• Exercise description
Write out the data below in full, unchanged, minus the images.

• Available data
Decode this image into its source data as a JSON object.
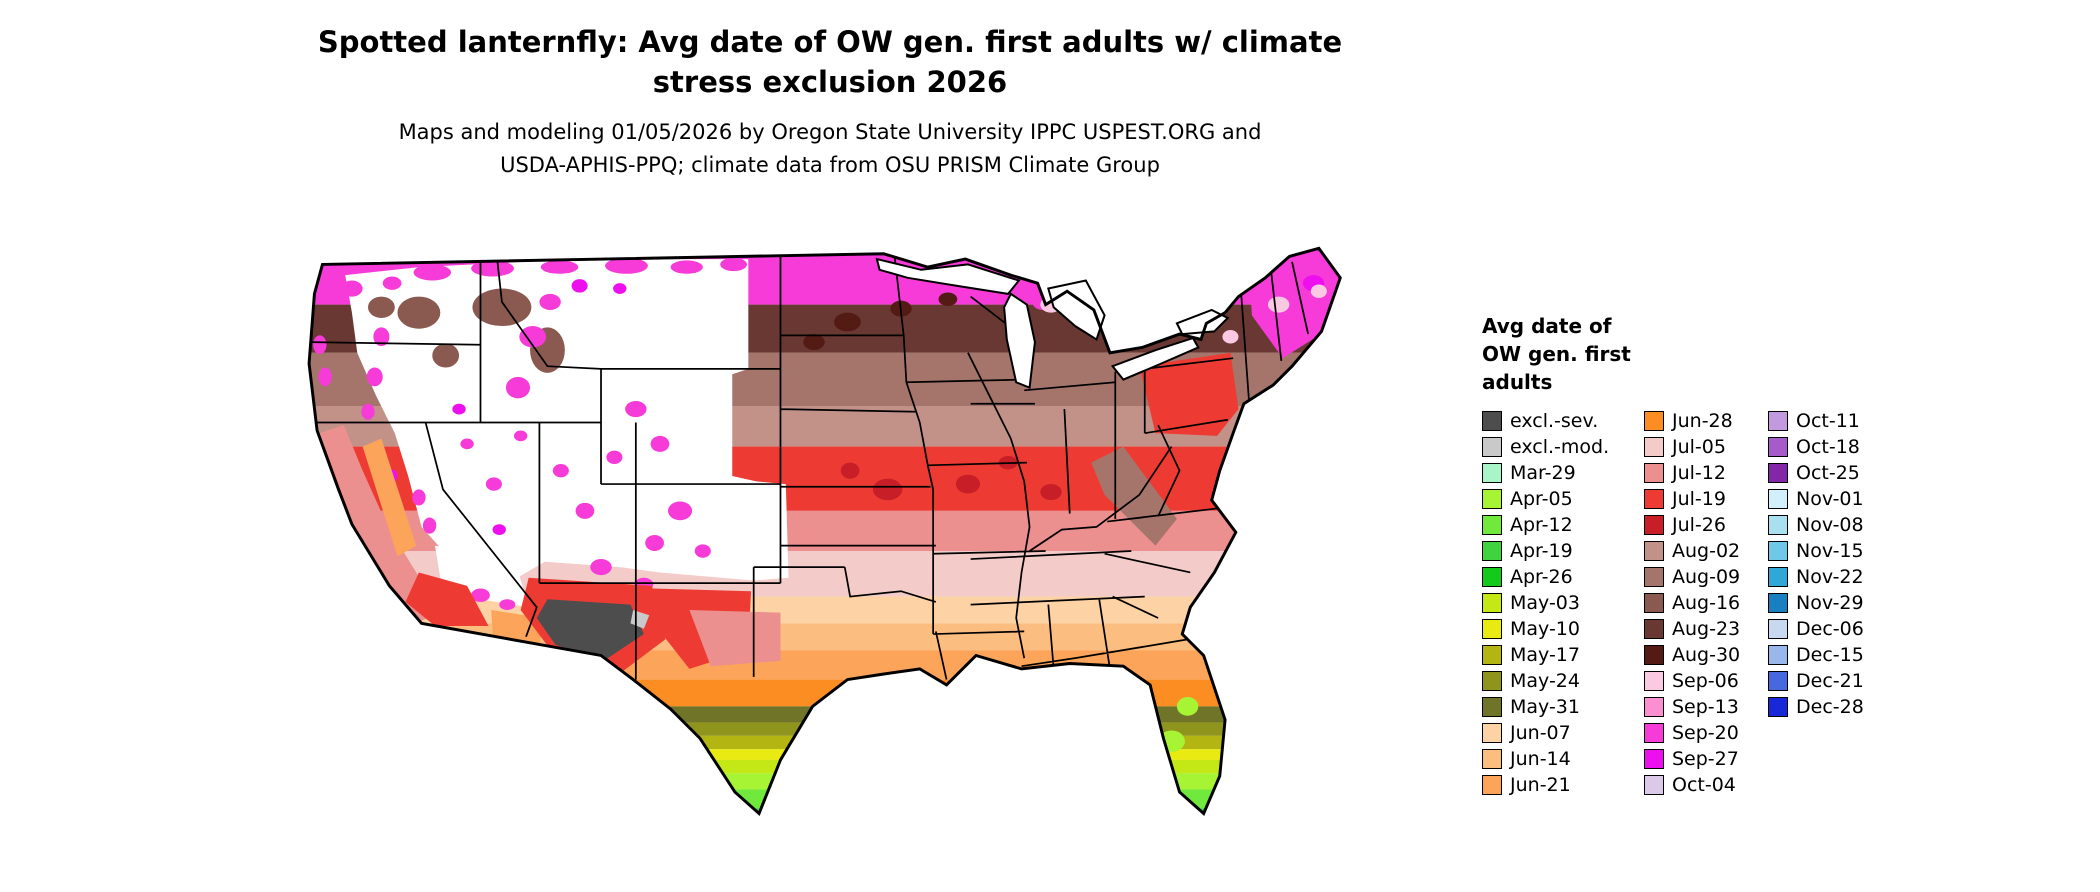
{
  "header": {
    "title_line1": "Spotted lanternfly: Avg date of OW gen. first adults w/ climate",
    "title_line2": "stress exclusion 2026",
    "subtitle_line1": "Maps and modeling 01/05/2026 by Oregon State University IPPC USPEST.ORG and",
    "subtitle_line2": "USDA-APHIS-PPQ; climate data from OSU PRISM Climate Group"
  },
  "legend": {
    "title_lines": [
      "Avg date of",
      "OW gen. first",
      "adults"
    ],
    "columns": [
      {
        "entries": [
          {
            "label": "excl.-sev.",
            "color": "#4d4d4d"
          },
          {
            "label": "excl.-mod.",
            "color": "#c9c9c9"
          },
          {
            "label": "Mar-29",
            "color": "#a8f5c8"
          },
          {
            "label": "Apr-05",
            "color": "#a7f434"
          },
          {
            "label": "Apr-12",
            "color": "#70e93c"
          },
          {
            "label": "Apr-19",
            "color": "#3fd43f"
          },
          {
            "label": "Apr-26",
            "color": "#12c91c"
          },
          {
            "label": "May-03",
            "color": "#c3e816"
          },
          {
            "label": "May-10",
            "color": "#e8ea12"
          },
          {
            "label": "May-17",
            "color": "#b3b512"
          },
          {
            "label": "May-24",
            "color": "#8f941c"
          },
          {
            "label": "May-31",
            "color": "#6f7428"
          },
          {
            "label": "Jun-07",
            "color": "#fdd2a4"
          },
          {
            "label": "Jun-14",
            "color": "#fcbd80"
          },
          {
            "label": "Jun-21",
            "color": "#fca45a"
          }
        ]
      },
      {
        "entries": [
          {
            "label": "Jun-28",
            "color": "#fb8d23"
          },
          {
            "label": "Jul-05",
            "color": "#f3cbc8"
          },
          {
            "label": "Jul-12",
            "color": "#ec8f8f"
          },
          {
            "label": "Jul-19",
            "color": "#ed3b33"
          },
          {
            "label": "Jul-26",
            "color": "#c81e28"
          },
          {
            "label": "Aug-02",
            "color": "#c29288"
          },
          {
            "label": "Aug-09",
            "color": "#a5756b"
          },
          {
            "label": "Aug-16",
            "color": "#8a5a50"
          },
          {
            "label": "Aug-23",
            "color": "#693832"
          },
          {
            "label": "Aug-30",
            "color": "#541b15"
          },
          {
            "label": "Sep-06",
            "color": "#fcc9e2"
          },
          {
            "label": "Sep-13",
            "color": "#fb8fd2"
          },
          {
            "label": "Sep-20",
            "color": "#f63bd8"
          },
          {
            "label": "Sep-27",
            "color": "#ee0fee"
          },
          {
            "label": "Oct-04",
            "color": "#dcc8e8"
          }
        ]
      },
      {
        "entries": [
          {
            "label": "Oct-11",
            "color": "#c49ade"
          },
          {
            "label": "Oct-18",
            "color": "#a55cc8"
          },
          {
            "label": "Oct-25",
            "color": "#8426a8"
          },
          {
            "label": "Nov-01",
            "color": "#d2f0fb"
          },
          {
            "label": "Nov-08",
            "color": "#a8e0f0"
          },
          {
            "label": "Nov-15",
            "color": "#70c8e8"
          },
          {
            "label": "Nov-22",
            "color": "#2fa8d8"
          },
          {
            "label": "Nov-29",
            "color": "#1880c0"
          },
          {
            "label": "Dec-06",
            "color": "#c8d8f0"
          },
          {
            "label": "Dec-15",
            "color": "#98b8ec"
          },
          {
            "label": "Dec-21",
            "color": "#4868e0"
          },
          {
            "label": "Dec-28",
            "color": "#1828d8"
          }
        ]
      }
    ]
  }
}
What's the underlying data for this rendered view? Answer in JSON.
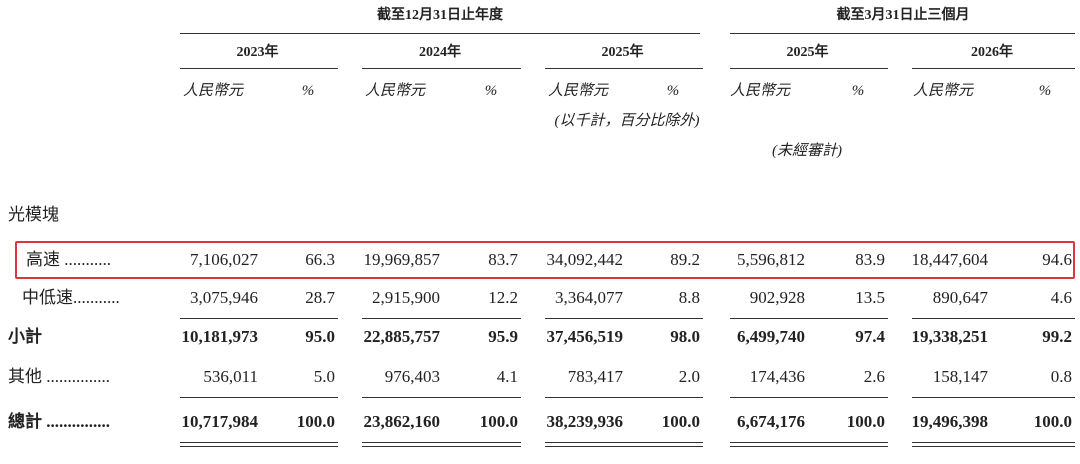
{
  "header": {
    "groups": [
      "截至12月31日止年度",
      "截至3月31日止三個月"
    ],
    "years": [
      "2023年",
      "2024年",
      "2025年",
      "2025年",
      "2026年"
    ],
    "units": [
      [
        "人民幣元",
        "%"
      ],
      [
        "人民幣元",
        "%"
      ],
      [
        "人民幣元",
        "%"
      ],
      [
        "人民幣元",
        "%"
      ],
      [
        "人民幣元",
        "%"
      ]
    ],
    "note_thousands": "(以千計，百分比除外)",
    "note_unaudited": "(未經審計)"
  },
  "table": {
    "section": "光模塊",
    "rows": [
      {
        "label": "高速 ...........",
        "bold": false,
        "highlight": true,
        "cells": [
          "7,106,027",
          "66.3",
          "19,969,857",
          "83.7",
          "34,092,442",
          "89.2",
          "5,596,812",
          "83.9",
          "18,447,604",
          "94.6"
        ]
      },
      {
        "label": "中低速...........",
        "bold": false,
        "indent": true,
        "cells": [
          "3,075,946",
          "28.7",
          "2,915,900",
          "12.2",
          "3,364,077",
          "8.8",
          "902,928",
          "13.5",
          "890,647",
          "4.6"
        ]
      },
      {
        "label": "小計",
        "bold": true,
        "cells": [
          "10,181,973",
          "95.0",
          "22,885,757",
          "95.9",
          "37,456,519",
          "98.0",
          "6,499,740",
          "97.4",
          "19,338,251",
          "99.2"
        ]
      },
      {
        "label": "其他 ...............",
        "bold": false,
        "cells": [
          "536,011",
          "5.0",
          "976,403",
          "4.1",
          "783,417",
          "2.0",
          "174,436",
          "2.6",
          "158,147",
          "0.8"
        ]
      },
      {
        "label": "總計 ...............",
        "bold": true,
        "cells": [
          "10,717,984",
          "100.0",
          "23,862,160",
          "100.0",
          "38,239,936",
          "100.0",
          "6,674,176",
          "100.0",
          "19,496,398",
          "100.0"
        ]
      }
    ]
  }
}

• Exercise output
Decode this image into its source data as a JSON object.
{
  "header": {
    "title_line1": "Spotted lanternfly: Avg date of OW gen. first adults w/ climate",
    "title_line2": "stress exclusion 2026",
    "subtitle_line1": "Maps and modeling 01/05/2026 by Oregon State University IPPC USPEST.ORG and",
    "subtitle_line2": "USDA-APHIS-PPQ; climate data from OSU PRISM Climate Group"
  },
  "legend": {
    "title_lines": [
      "Avg date of",
      "OW gen. first",
      "adults"
    ],
    "columns": [
      {
        "entries": [
          {
            "label": "excl.-sev.",
            "color": "#4d4d4d"
          },
          {
            "label": "excl.-mod.",
            "color": "#c9c9c9"
          },
          {
            "label": "Mar-29",
            "color": "#a8f5c8"
          },
          {
            "label": "Apr-05",
            "color": "#a7f434"
          },
          {
            "label": "Apr-12",
            "color": "#70e93c"
          },
          {
            "label": "Apr-19",
            "color": "#3fd43f"
          },
          {
            "label": "Apr-26",
            "color": "#12c91c"
          },
          {
            "label": "May-03",
            "color": "#c3e816"
          },
          {
            "label": "May-10",
            "color": "#e8ea12"
          },
          {
            "label": "May-17",
            "color": "#b3b512"
          },
          {
            "label": "May-24",
            "color": "#8f941c"
          },
          {
            "label": "May-31",
            "color": "#6f7428"
          },
          {
            "label": "Jun-07",
            "color": "#fdd2a4"
          },
          {
            "label": "Jun-14",
            "color": "#fcbd80"
          },
          {
            "label": "Jun-21",
            "color": "#fca45a"
          }
        ]
      },
      {
        "entries": [
          {
            "label": "Jun-28",
            "color": "#fb8d23"
          },
          {
            "label": "Jul-05",
            "color": "#f3cbc8"
          },
          {
            "label": "Jul-12",
            "color": "#ec8f8f"
          },
          {
            "label": "Jul-19",
            "color": "#ed3b33"
          },
          {
            "label": "Jul-26",
            "color": "#c81e28"
          },
          {
            "label": "Aug-02",
            "color": "#c29288"
          },
          {
            "label": "Aug-09",
            "color": "#a5756b"
          },
          {
            "label": "Aug-16",
            "color": "#8a5a50"
          },
          {
            "label": "Aug-23",
            "color": "#693832"
          },
          {
            "label": "Aug-30",
            "color": "#541b15"
          },
          {
            "label": "Sep-06",
            "color": "#fcc9e2"
          },
          {
            "label": "Sep-13",
            "color": "#fb8fd2"
          },
          {
            "label": "Sep-20",
            "color": "#f63bd8"
          },
          {
            "label": "Sep-27",
            "color": "#ee0fee"
          },
          {
            "label": "Oct-04",
            "color": "#dcc8e8"
          }
        ]
      },
      {
        "entries": [
          {
            "label": "Oct-11",
            "color": "#c49ade"
          },
          {
            "label": "Oct-18",
            "color": "#a55cc8"
          },
          {
            "label": "Oct-25",
            "color": "#8426a8"
          },
          {
            "label": "Nov-01",
            "color": "#d2f0fb"
          },
          {
            "label": "Nov-08",
            "color": "#a8e0f0"
          },
          {
            "label": "Nov-15",
            "color": "#70c8e8"
          },
          {
            "label": "Nov-22",
            "color": "#2fa8d8"
          },
          {
            "label": "Nov-29",
            "color": "#1880c0"
          },
          {
            "label": "Dec-06",
            "color": "#c8d8f0"
          },
          {
            "label": "Dec-15",
            "color": "#98b8ec"
          },
          {
            "label": "Dec-21",
            "color": "#4868e0"
          },
          {
            "label": "Dec-28",
            "color": "#1828d8"
          }
        ]
      }
    ]
  }
}
What's the underlying data for this rendered view? Answer in JSON.
{
  "header": {
    "groups": [
      "截至12月31日止年度",
      "截至3月31日止三個月"
    ],
    "years": [
      "2023年",
      "2024年",
      "2025年",
      "2025年",
      "2026年"
    ],
    "units": [
      [
        "人民幣元",
        "%"
      ],
      [
        "人民幣元",
        "%"
      ],
      [
        "人民幣元",
        "%"
      ],
      [
        "人民幣元",
        "%"
      ],
      [
        "人民幣元",
        "%"
      ]
    ],
    "note_thousands": "(以千計，百分比除外)",
    "note_unaudited": "(未經審計)"
  },
  "table": {
    "section": "光模塊",
    "rows": [
      {
        "label": "高速 ...........",
        "bold": false,
        "highlight": true,
        "cells": [
          "7,106,027",
          "66.3",
          "19,969,857",
          "83.7",
          "34,092,442",
          "89.2",
          "5,596,812",
          "83.9",
          "18,447,604",
          "94.6"
        ]
      },
      {
        "label": "中低速...........",
        "bold": false,
        "indent": true,
        "cells": [
          "3,075,946",
          "28.7",
          "2,915,900",
          "12.2",
          "3,364,077",
          "8.8",
          "902,928",
          "13.5",
          "890,647",
          "4.6"
        ]
      },
      {
        "label": "小計",
        "bold": true,
        "cells": [
          "10,181,973",
          "95.0",
          "22,885,757",
          "95.9",
          "37,456,519",
          "98.0",
          "6,499,740",
          "97.4",
          "19,338,251",
          "99.2"
        ]
      },
      {
        "label": "其他 ...............",
        "bold": false,
        "cells": [
          "536,011",
          "5.0",
          "976,403",
          "4.1",
          "783,417",
          "2.0",
          "174,436",
          "2.6",
          "158,147",
          "0.8"
        ]
      },
      {
        "label": "總計 ...............",
        "bold": true,
        "cells": [
          "10,717,984",
          "100.0",
          "23,862,160",
          "100.0",
          "38,239,936",
          "100.0",
          "6,674,176",
          "100.0",
          "19,496,398",
          "100.0"
        ]
      }
    ]
  }
}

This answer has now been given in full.